**Task statement**
Transcribe the records that follow, preserving every word.

● ● ● ● ● ● ●

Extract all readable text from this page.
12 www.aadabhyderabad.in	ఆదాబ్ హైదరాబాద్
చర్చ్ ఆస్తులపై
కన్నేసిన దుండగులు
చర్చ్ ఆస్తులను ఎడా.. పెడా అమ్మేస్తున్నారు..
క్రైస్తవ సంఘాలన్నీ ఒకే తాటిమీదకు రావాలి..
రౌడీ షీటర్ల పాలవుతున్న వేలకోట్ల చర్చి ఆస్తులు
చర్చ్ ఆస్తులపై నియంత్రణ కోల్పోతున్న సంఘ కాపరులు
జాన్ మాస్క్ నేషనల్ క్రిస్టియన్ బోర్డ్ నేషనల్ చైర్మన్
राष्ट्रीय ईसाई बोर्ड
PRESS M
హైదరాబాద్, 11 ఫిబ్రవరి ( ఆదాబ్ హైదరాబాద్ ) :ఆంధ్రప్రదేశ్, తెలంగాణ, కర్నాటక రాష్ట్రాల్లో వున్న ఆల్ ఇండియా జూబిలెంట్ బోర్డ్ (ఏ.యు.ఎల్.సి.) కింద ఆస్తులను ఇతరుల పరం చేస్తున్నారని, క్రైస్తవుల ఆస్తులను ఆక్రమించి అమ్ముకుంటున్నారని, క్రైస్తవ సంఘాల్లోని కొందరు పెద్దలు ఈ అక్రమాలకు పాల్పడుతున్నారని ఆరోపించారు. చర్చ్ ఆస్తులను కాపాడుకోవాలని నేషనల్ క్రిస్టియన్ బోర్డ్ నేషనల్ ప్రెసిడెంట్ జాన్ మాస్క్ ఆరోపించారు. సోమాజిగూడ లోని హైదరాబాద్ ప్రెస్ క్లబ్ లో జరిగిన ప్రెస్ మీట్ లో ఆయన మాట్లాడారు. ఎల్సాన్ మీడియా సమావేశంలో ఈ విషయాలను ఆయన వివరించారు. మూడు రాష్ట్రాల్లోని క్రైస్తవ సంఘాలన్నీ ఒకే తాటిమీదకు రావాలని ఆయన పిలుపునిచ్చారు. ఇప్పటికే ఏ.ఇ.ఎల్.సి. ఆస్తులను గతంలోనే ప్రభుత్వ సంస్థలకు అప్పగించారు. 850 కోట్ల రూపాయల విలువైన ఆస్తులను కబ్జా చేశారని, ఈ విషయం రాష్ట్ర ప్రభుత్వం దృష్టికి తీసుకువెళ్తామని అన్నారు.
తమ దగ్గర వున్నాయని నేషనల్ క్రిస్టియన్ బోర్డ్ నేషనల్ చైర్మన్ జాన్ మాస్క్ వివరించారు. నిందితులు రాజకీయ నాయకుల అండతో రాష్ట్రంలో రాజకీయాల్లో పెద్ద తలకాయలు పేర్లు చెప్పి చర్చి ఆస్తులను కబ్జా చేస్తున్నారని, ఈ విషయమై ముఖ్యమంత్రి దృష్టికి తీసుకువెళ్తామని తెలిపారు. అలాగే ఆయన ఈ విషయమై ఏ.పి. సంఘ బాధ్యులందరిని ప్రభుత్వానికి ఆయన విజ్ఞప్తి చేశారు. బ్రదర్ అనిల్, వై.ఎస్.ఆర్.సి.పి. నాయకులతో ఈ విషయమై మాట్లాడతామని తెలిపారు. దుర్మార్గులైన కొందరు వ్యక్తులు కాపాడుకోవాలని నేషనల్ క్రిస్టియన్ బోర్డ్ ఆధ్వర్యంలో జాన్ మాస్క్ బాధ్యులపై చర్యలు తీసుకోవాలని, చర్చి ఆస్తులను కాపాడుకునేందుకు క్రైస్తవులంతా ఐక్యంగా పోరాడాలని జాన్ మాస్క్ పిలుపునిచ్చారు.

● ● ● ● ● ● ●

**Task result**
Extract all readable text from this page.
12 www.aadabhyderabad.in	ఆదాబ్ హైదరాబాద్
చర్చ్ ఆస్తులపై
కన్నేసిన దుండగులు
చర్చ్ ఆస్తులను ఎడా.. పెడా అమ్మేస్తున్నారు..
క్రైస్తవ సంఘాలన్నీ ఒకే తాటిమీదకు రావాలి..
రౌడీ షీటర్ల పాలవుతున్న వేలకోట్ల చర్చి ఆస్తులు
చర్చ్ ఆస్తులపై నియంత్రణ కోల్పోతున్న సంఘ కాపరులు
జాన్ మాస్క్ నేషనల్ క్రిస్టియన్ బోర్డ్ నేషనల్ చైర్మన్
राष्ट्रीय ईसाई बोर्ड
PRESS M
హైదరాబాద్, 11 ఫిబ్రవరి ( ఆదాబ్ హైదరాబాద్ ) :ఆంధ్రప్రదేశ్, తెలంగాణ, కర్నాటక రాష్ట్రాల్లో వున్న ఆల్ ఇండియా జూబిలెంట్ బోర్డ్ (ఏ.యు.ఎల్.సి.) కింద ఆస్తులను ఇతరుల పరం చేస్తున్నారని, క్రైస్తవుల ఆస్తులను ఆక్రమించి అమ్ముకుంటున్నారని, క్రైస్తవ సంఘాల్లోని కొందరు పెద్దలు ఈ అక్రమాలకు పాల్పడుతున్నారని ఆరోపించారు. చర్చ్ ఆస్తులను కాపాడుకోవాలని నేషనల్ క్రిస్టియన్ బోర్డ్ నేషనల్ ప్రెసిడెంట్ జాన్ మాస్క్ ఆరోపించారు. సోమాజిగూడ లోని హైదరాబాద్ ప్రెస్ క్లబ్ లో జరిగిన ప్రెస్ మీట్ లో ఆయన మాట్లాడారు. ఎల్సాన్ మీడియా సమావేశంలో ఈ విషయాలను ఆయన వివరించారు. మూడు రాష్ట్రాల్లోని క్రైస్తవ సంఘాలన్నీ ఒకే తాటిమీదకు రావాలని ఆయన పిలుపునిచ్చారు. ఇప్పటికే ఏ.ఇ.ఎల్.సి. ఆస్తులను గతంలోనే ప్రభుత్వ సంస్థలకు అప్పగించారు. 850 కోట్ల రూపాయల విలువైన ఆస్తులను కబ్జా చేశారని, ఈ విషయం రాష్ట్ర ప్రభుత్వం దృష్టికి తీసుకువెళ్తామని అన్నారు.
తమ దగ్గర వున్నాయని నేషనల్ క్రిస్టియన్ బోర్డ్ నేషనల్ చైర్మన్ జాన్ మాస్క్ వివరించారు. నిందితులు రాజకీయ నాయకుల అండతో రాష్ట్రంలో రాజకీయాల్లో పెద్ద తలకాయలు పేర్లు చెప్పి చర్చి ఆస్తులను కబ్జా చేస్తున్నారని, ఈ విషయమై ముఖ్యమంత్రి దృష్టికి తీసుకువెళ్తామని తెలిపారు. అలాగే ఆయన ఈ విషయమై ఏ.పి. సంఘ బాధ్యులందరిని ప్రభుత్వానికి ఆయన విజ్ఞప్తి చేశారు. బ్రదర్ అనిల్, వై.ఎస్.ఆర్.సి.పి. నాయకులతో ఈ విషయమై మాట్లాడతామని తెలిపారు. దుర్మార్గులైన కొందరు వ్యక్తులు కాపాడుకోవాలని నేషనల్ క్రిస్టియన్ బోర్డ్ ఆధ్వర్యంలో జాన్ మాస్క్ బాధ్యులపై చర్యలు తీసుకోవాలని, చర్చి ఆస్తులను కాపాడుకునేందుకు క్రైస్తవులంతా ఐక్యంగా పోరాడాలని జాన్ మాస్క్ పిలుపునిచ్చారు.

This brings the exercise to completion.